Data listing ->
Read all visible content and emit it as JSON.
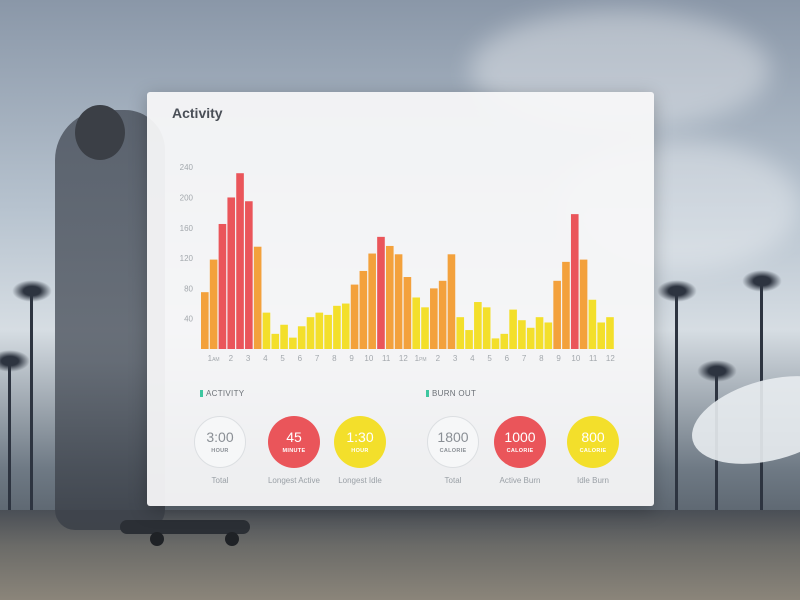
{
  "card": {
    "title": "Activity"
  },
  "colors": {
    "red": "#ea555a",
    "orange": "#f3a13c",
    "yellow": "#f3df2b",
    "accent": "#3ec7a0"
  },
  "chart_data": {
    "type": "bar",
    "y_ticks": [
      "240",
      "200",
      "160",
      "120",
      "80",
      "40"
    ],
    "ylim": [
      0,
      260
    ],
    "x_labels": [
      "1AM",
      "2",
      "3",
      "4",
      "5",
      "6",
      "7",
      "8",
      "9",
      "10",
      "11",
      "12",
      "1PM",
      "2",
      "3",
      "4",
      "5",
      "6",
      "7",
      "8",
      "9",
      "10",
      "11",
      "12"
    ],
    "values": [
      75,
      118,
      165,
      200,
      232,
      195,
      135,
      48,
      20,
      32,
      15,
      30,
      42,
      48,
      45,
      57,
      60,
      85,
      103,
      126,
      148,
      136,
      125,
      95,
      68,
      55,
      80,
      90,
      125,
      42,
      25,
      62,
      55,
      14,
      20,
      52,
      38,
      28,
      42,
      35,
      90,
      115,
      178,
      118,
      65,
      35,
      42
    ]
  },
  "activity": {
    "label": "ACTIVITY",
    "stats": [
      {
        "value": "3:00",
        "unit": "HOUR",
        "caption": "Total"
      },
      {
        "value": "45",
        "unit": "MINUTE",
        "caption": "Longest Active"
      },
      {
        "value": "1:30",
        "unit": "HOUR",
        "caption": "Longest Idle"
      }
    ]
  },
  "burnout": {
    "label": "BURN OUT",
    "stats": [
      {
        "value": "1800",
        "unit": "CALORIE",
        "caption": "Total"
      },
      {
        "value": "1000",
        "unit": "CALORIE",
        "caption": "Active Burn"
      },
      {
        "value": "800",
        "unit": "CALORIE",
        "caption": "Idle Burn"
      }
    ]
  }
}
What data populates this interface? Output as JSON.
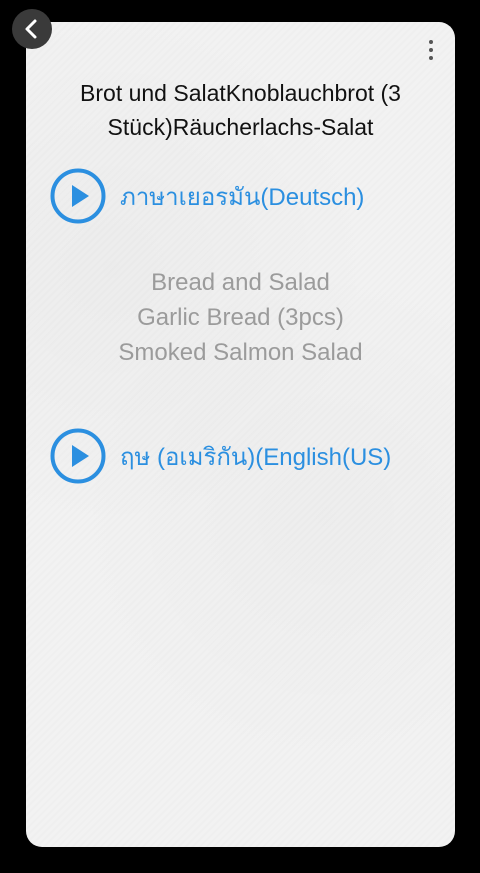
{
  "navigation": {
    "back_icon": "chevron-left-icon",
    "menu_icon": "more-vertical-icon"
  },
  "phrase": {
    "title": "Brot und SalatKnoblauchbrot (3 Stück)Räucherlachs-Salat",
    "translation_lines": [
      "Bread and Salad",
      "Garlic Bread (3pcs)",
      "Smoked Salmon Salad"
    ]
  },
  "audio": [
    {
      "label": "ภาษาเยอรมัน(Deutsch)",
      "icon": "play-icon"
    },
    {
      "label": "ฤษ (อเมริกัน)(English(US)",
      "icon": "play-icon"
    }
  ],
  "colors": {
    "accent": "#2b8fe0",
    "card_background": "#f2f2f2",
    "screen_background": "#000000",
    "translation_text": "#9b9b9b",
    "title_text": "#111111"
  }
}
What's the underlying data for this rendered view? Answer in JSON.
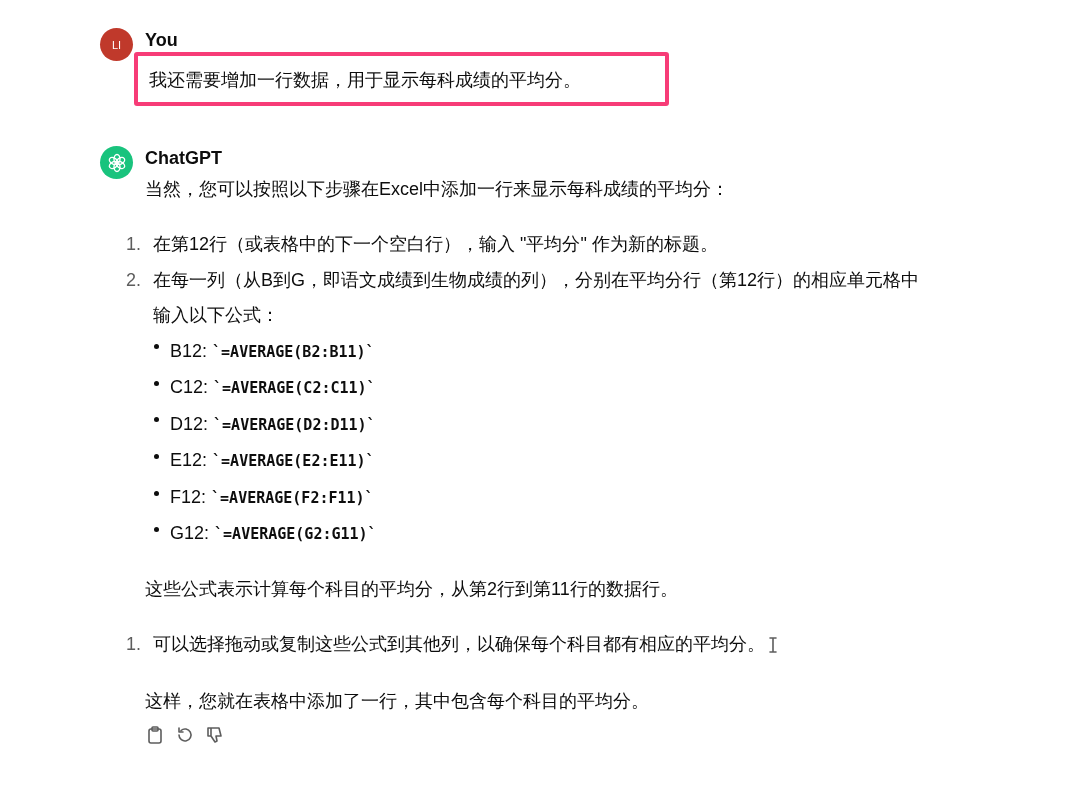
{
  "user": {
    "avatar": "LI",
    "name": "You",
    "message": "我还需要增加一行数据，用于显示每科成绩的平均分。",
    "highlighted": true
  },
  "assistant": {
    "name": "ChatGPT",
    "intro": "当然，您可以按照以下步骤在Excel中添加一行来显示每科成绩的平均分：",
    "steps": [
      {
        "number": "1.",
        "text": "在第12行（或表格中的下一个空白行），输入 \"平均分\" 作为新的标题。"
      },
      {
        "number": "2.",
        "text": "在每一列（从B到G，即语文成绩到生物成绩的列），分别在平均分行（第12行）的相应单元格中输入以下公式：",
        "formulas": [
          {
            "cell": "B12:",
            "code": "`=AVERAGE(B2:B11)`"
          },
          {
            "cell": "C12:",
            "code": "`=AVERAGE(C2:C11)`"
          },
          {
            "cell": "D12:",
            "code": "`=AVERAGE(D2:D11)`"
          },
          {
            "cell": "E12:",
            "code": "`=AVERAGE(E2:E11)`"
          },
          {
            "cell": "F12:",
            "code": "`=AVERAGE(F2:F11)`"
          },
          {
            "cell": "G12:",
            "code": "`=AVERAGE(G2:G11)`"
          }
        ]
      }
    ],
    "note": "这些公式表示计算每个科目的平均分，从第2行到第11行的数据行。",
    "more_steps": [
      {
        "number": "1.",
        "text": "可以选择拖动或复制这些公式到其他列，以确保每个科目都有相应的平均分。"
      }
    ],
    "closing": "这样，您就在表格中添加了一行，其中包含每个科目的平均分。"
  }
}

Given request -> Reproduce every record above exactly, omitting the pictures.

Output ->
Read all visible content and emit it as JSON.
{
  "card": {
    "title": "Activity"
  },
  "colors": {
    "red": "#ea555a",
    "orange": "#f3a13c",
    "yellow": "#f3df2b",
    "accent": "#3ec7a0"
  },
  "chart_data": {
    "type": "bar",
    "y_ticks": [
      "240",
      "200",
      "160",
      "120",
      "80",
      "40"
    ],
    "ylim": [
      0,
      260
    ],
    "x_labels": [
      "1AM",
      "2",
      "3",
      "4",
      "5",
      "6",
      "7",
      "8",
      "9",
      "10",
      "11",
      "12",
      "1PM",
      "2",
      "3",
      "4",
      "5",
      "6",
      "7",
      "8",
      "9",
      "10",
      "11",
      "12"
    ],
    "values": [
      75,
      118,
      165,
      200,
      232,
      195,
      135,
      48,
      20,
      32,
      15,
      30,
      42,
      48,
      45,
      57,
      60,
      85,
      103,
      126,
      148,
      136,
      125,
      95,
      68,
      55,
      80,
      90,
      125,
      42,
      25,
      62,
      55,
      14,
      20,
      52,
      38,
      28,
      42,
      35,
      90,
      115,
      178,
      118,
      65,
      35,
      42
    ]
  },
  "activity": {
    "label": "ACTIVITY",
    "stats": [
      {
        "value": "3:00",
        "unit": "HOUR",
        "caption": "Total"
      },
      {
        "value": "45",
        "unit": "MINUTE",
        "caption": "Longest Active"
      },
      {
        "value": "1:30",
        "unit": "HOUR",
        "caption": "Longest Idle"
      }
    ]
  },
  "burnout": {
    "label": "BURN OUT",
    "stats": [
      {
        "value": "1800",
        "unit": "CALORIE",
        "caption": "Total"
      },
      {
        "value": "1000",
        "unit": "CALORIE",
        "caption": "Active Burn"
      },
      {
        "value": "800",
        "unit": "CALORIE",
        "caption": "Idle Burn"
      }
    ]
  }
}
What data populates this interface? Output as JSON.
{
  "navigation": {
    "back_icon": "chevron-left-icon",
    "menu_icon": "more-vertical-icon"
  },
  "phrase": {
    "title": "Brot und SalatKnoblauchbrot (3 Stück)Räucherlachs-Salat",
    "translation_lines": [
      "Bread and Salad",
      "Garlic Bread (3pcs)",
      "Smoked Salmon Salad"
    ]
  },
  "audio": [
    {
      "label": "ภาษาเยอรมัน(Deutsch)",
      "icon": "play-icon"
    },
    {
      "label": "ฤษ (อเมริกัน)(English(US)",
      "icon": "play-icon"
    }
  ],
  "colors": {
    "accent": "#2b8fe0",
    "card_background": "#f2f2f2",
    "screen_background": "#000000",
    "translation_text": "#9b9b9b",
    "title_text": "#111111"
  }
}
What's the underlying data for this rendered view? Answer in JSON.
{
  "user": {
    "avatar": "LI",
    "name": "You",
    "message": "我还需要增加一行数据，用于显示每科成绩的平均分。",
    "highlighted": true
  },
  "assistant": {
    "name": "ChatGPT",
    "intro": "当然，您可以按照以下步骤在Excel中添加一行来显示每科成绩的平均分：",
    "steps": [
      {
        "number": "1.",
        "text": "在第12行（或表格中的下一个空白行），输入 \"平均分\" 作为新的标题。"
      },
      {
        "number": "2.",
        "text": "在每一列（从B到G，即语文成绩到生物成绩的列），分别在平均分行（第12行）的相应单元格中输入以下公式：",
        "formulas": [
          {
            "cell": "B12:",
            "code": "`=AVERAGE(B2:B11)`"
          },
          {
            "cell": "C12:",
            "code": "`=AVERAGE(C2:C11)`"
          },
          {
            "cell": "D12:",
            "code": "`=AVERAGE(D2:D11)`"
          },
          {
            "cell": "E12:",
            "code": "`=AVERAGE(E2:E11)`"
          },
          {
            "cell": "F12:",
            "code": "`=AVERAGE(F2:F11)`"
          },
          {
            "cell": "G12:",
            "code": "`=AVERAGE(G2:G11)`"
          }
        ]
      }
    ],
    "note": "这些公式表示计算每个科目的平均分，从第2行到第11行的数据行。",
    "more_steps": [
      {
        "number": "1.",
        "text": "可以选择拖动或复制这些公式到其他列，以确保每个科目都有相应的平均分。"
      }
    ],
    "closing": "这样，您就在表格中添加了一行，其中包含每个科目的平均分。"
  }
}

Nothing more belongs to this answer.